EXERCISE DETAILS. Report how many lines below contain the word "JSON". Give only the number.

MATERIAL FOR THIS EXERCISE.

-.-.-

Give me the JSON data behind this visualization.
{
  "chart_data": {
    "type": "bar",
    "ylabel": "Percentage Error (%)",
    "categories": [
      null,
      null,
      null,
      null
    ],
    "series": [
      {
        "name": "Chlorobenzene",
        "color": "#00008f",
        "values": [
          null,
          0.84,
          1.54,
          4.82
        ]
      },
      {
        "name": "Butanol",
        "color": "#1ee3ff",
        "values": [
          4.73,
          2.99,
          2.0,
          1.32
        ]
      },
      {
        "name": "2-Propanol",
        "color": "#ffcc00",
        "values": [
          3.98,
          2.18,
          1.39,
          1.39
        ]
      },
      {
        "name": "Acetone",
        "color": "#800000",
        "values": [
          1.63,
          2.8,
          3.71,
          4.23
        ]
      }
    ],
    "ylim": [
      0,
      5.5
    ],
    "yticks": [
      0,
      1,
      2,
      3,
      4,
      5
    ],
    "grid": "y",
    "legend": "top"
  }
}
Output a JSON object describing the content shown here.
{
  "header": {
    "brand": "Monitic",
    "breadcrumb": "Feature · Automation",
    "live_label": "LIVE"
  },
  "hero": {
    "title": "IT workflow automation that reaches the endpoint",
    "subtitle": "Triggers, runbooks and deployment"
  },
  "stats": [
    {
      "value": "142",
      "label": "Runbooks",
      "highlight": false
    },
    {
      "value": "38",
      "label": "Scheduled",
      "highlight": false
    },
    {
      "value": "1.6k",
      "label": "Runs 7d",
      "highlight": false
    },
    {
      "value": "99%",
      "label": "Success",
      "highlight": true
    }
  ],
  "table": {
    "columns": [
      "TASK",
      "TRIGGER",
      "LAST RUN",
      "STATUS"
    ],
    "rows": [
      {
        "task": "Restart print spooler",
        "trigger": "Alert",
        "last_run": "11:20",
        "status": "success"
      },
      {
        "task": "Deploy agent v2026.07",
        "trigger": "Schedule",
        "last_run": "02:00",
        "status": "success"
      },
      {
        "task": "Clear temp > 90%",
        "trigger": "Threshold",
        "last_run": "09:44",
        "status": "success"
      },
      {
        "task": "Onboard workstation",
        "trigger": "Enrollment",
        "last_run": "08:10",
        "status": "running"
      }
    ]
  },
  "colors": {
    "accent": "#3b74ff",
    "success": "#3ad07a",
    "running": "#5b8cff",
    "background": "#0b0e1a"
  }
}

-.-.-

SOLUTION. 2